# What the task requires:
Retype all material exactly. Pictures stay out of the copy.

# Items:
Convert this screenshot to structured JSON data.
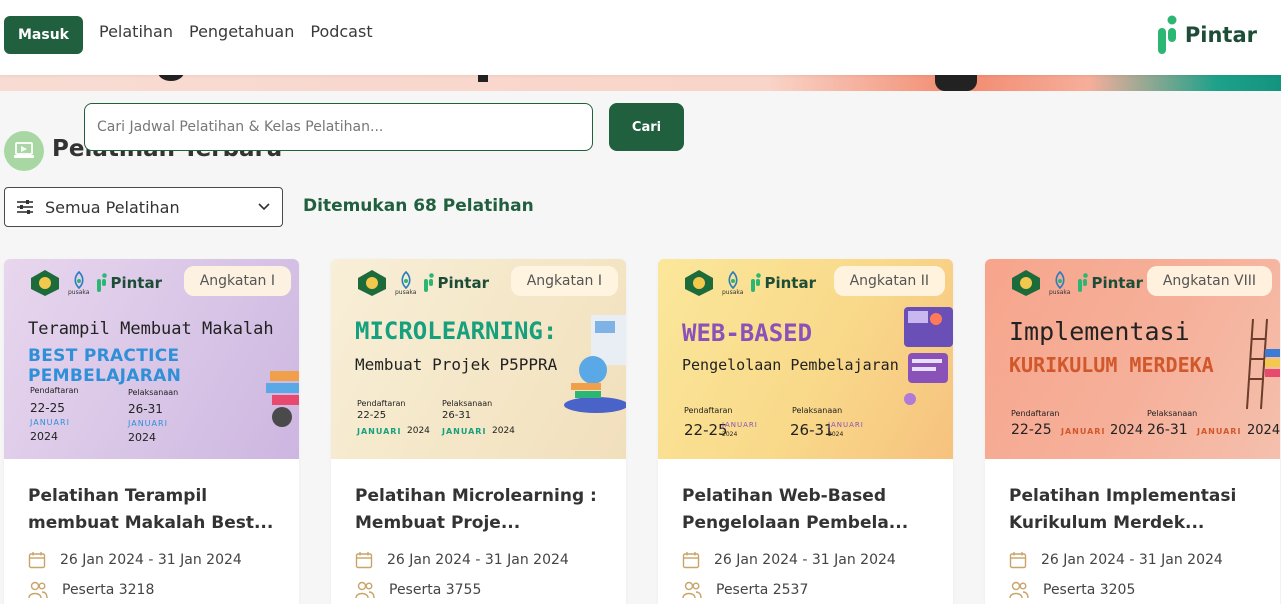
{
  "nav": {
    "login_label": "Masuk",
    "links": [
      "Pelatihan",
      "Pengetahuan",
      "Podcast"
    ],
    "brand": "Pintar"
  },
  "search": {
    "placeholder": "Cari Jadwal Pelatihan & Kelas Pelatihan...",
    "button_label": "Cari"
  },
  "section": {
    "title": "Pelatihan Terbaru",
    "filter_label": "Semua Pelatihan",
    "found_text": "Ditemukan 68 Pelatihan"
  },
  "colors": {
    "primary": "#21603f",
    "brand_text": "#1e4d37",
    "brand_green": "#2bb673"
  },
  "banner_logos": {
    "pusaka": "pusaka",
    "pintar": "Pintar"
  },
  "cards": [
    {
      "badge": "Angkatan I",
      "banner_line1": "Terampil Membuat Makalah",
      "banner_line2": "BEST PRACTICE PEMBELAJARAN",
      "reg_label": "Pendaftaran",
      "reg_dates": "22-25",
      "reg_month": "JANUARI",
      "reg_year": "2024",
      "impl_label": "Pelaksanaan",
      "impl_dates": "26-31",
      "impl_month": "JANUARI",
      "impl_year": "2024",
      "title": "Pelatihan Terampil membuat Makalah Best...",
      "date_range": "26 Jan 2024 - 31 Jan 2024",
      "participants": "Peserta 3218"
    },
    {
      "badge": "Angkatan I",
      "banner_line1": "MICROLEARNING:",
      "banner_line2": "Membuat Projek P5PPRA",
      "reg_label": "Pendaftaran",
      "reg_dates": "22-25",
      "reg_month": "JANUARI",
      "reg_year": "2024",
      "impl_label": "Pelaksanaan",
      "impl_dates": "26-31",
      "impl_month": "JANUARI",
      "impl_year": "2024",
      "title": "Pelatihan Microlearning : Membuat Proje...",
      "date_range": "26 Jan 2024 - 31 Jan 2024",
      "participants": "Peserta 3755"
    },
    {
      "badge": "Angkatan II",
      "banner_line1": "WEB-BASED",
      "banner_line2": "Pengelolaan Pembelajaran",
      "reg_label": "Pendaftaran",
      "reg_dates": "22-25",
      "reg_month": "JANUARI",
      "reg_year": "2024",
      "impl_label": "Pelaksanaan",
      "impl_dates": "26-31",
      "impl_month": "JANUARI",
      "impl_year": "2024",
      "title": "Pelatihan Web-Based Pengelolaan Pembela...",
      "date_range": "26 Jan 2024 - 31 Jan 2024",
      "participants": "Peserta 2537"
    },
    {
      "badge": "Angkatan VIII",
      "banner_line1": "Implementasi",
      "banner_line2": "KURIKULUM MERDEKA",
      "reg_label": "Pendaftaran",
      "reg_dates": "22-25",
      "reg_month": "JANUARI",
      "reg_year": "2024",
      "impl_label": "Pelaksanaan",
      "impl_dates": "26-31",
      "impl_month": "JANUARI",
      "impl_year": "2024",
      "title": "Pelatihan Implementasi Kurikulum Merdek...",
      "date_range": "26 Jan 2024 - 31 Jan 2024",
      "participants": "Peserta 3205"
    }
  ]
}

# Correct answer:
Convert this screenshot to structured JSON data.
{
  "nav": {
    "login_label": "Masuk",
    "links": [
      "Pelatihan",
      "Pengetahuan",
      "Podcast"
    ],
    "brand": "Pintar"
  },
  "search": {
    "placeholder": "Cari Jadwal Pelatihan & Kelas Pelatihan...",
    "button_label": "Cari"
  },
  "section": {
    "title": "Pelatihan Terbaru",
    "filter_label": "Semua Pelatihan",
    "found_text": "Ditemukan 68 Pelatihan"
  },
  "colors": {
    "primary": "#21603f",
    "brand_text": "#1e4d37",
    "brand_green": "#2bb673"
  },
  "banner_logos": {
    "pusaka": "pusaka",
    "pintar": "Pintar"
  },
  "cards": [
    {
      "badge": "Angkatan I",
      "banner_line1": "Terampil Membuat Makalah",
      "banner_line2": "BEST PRACTICE PEMBELAJARAN",
      "reg_label": "Pendaftaran",
      "reg_dates": "22-25",
      "reg_month": "JANUARI",
      "reg_year": "2024",
      "impl_label": "Pelaksanaan",
      "impl_dates": "26-31",
      "impl_month": "JANUARI",
      "impl_year": "2024",
      "title": "Pelatihan Terampil membuat Makalah Best...",
      "date_range": "26 Jan 2024 - 31 Jan 2024",
      "participants": "Peserta 3218"
    },
    {
      "badge": "Angkatan I",
      "banner_line1": "MICROLEARNING:",
      "banner_line2": "Membuat Projek P5PPRA",
      "reg_label": "Pendaftaran",
      "reg_dates": "22-25",
      "reg_month": "JANUARI",
      "reg_year": "2024",
      "impl_label": "Pelaksanaan",
      "impl_dates": "26-31",
      "impl_month": "JANUARI",
      "impl_year": "2024",
      "title": "Pelatihan Microlearning : Membuat Proje...",
      "date_range": "26 Jan 2024 - 31 Jan 2024",
      "participants": "Peserta 3755"
    },
    {
      "badge": "Angkatan II",
      "banner_line1": "WEB-BASED",
      "banner_line2": "Pengelolaan Pembelajaran",
      "reg_label": "Pendaftaran",
      "reg_dates": "22-25",
      "reg_month": "JANUARI",
      "reg_year": "2024",
      "impl_label": "Pelaksanaan",
      "impl_dates": "26-31",
      "impl_month": "JANUARI",
      "impl_year": "2024",
      "title": "Pelatihan Web-Based Pengelolaan Pembela...",
      "date_range": "26 Jan 2024 - 31 Jan 2024",
      "participants": "Peserta 2537"
    },
    {
      "badge": "Angkatan VIII",
      "banner_line1": "Implementasi",
      "banner_line2": "KURIKULUM MERDEKA",
      "reg_label": "Pendaftaran",
      "reg_dates": "22-25",
      "reg_month": "JANUARI",
      "reg_year": "2024",
      "impl_label": "Pelaksanaan",
      "impl_dates": "26-31",
      "impl_month": "JANUARI",
      "impl_year": "2024",
      "title": "Pelatihan Implementasi Kurikulum Merdek...",
      "date_range": "26 Jan 2024 - 31 Jan 2024",
      "participants": "Peserta 3205"
    }
  ]
}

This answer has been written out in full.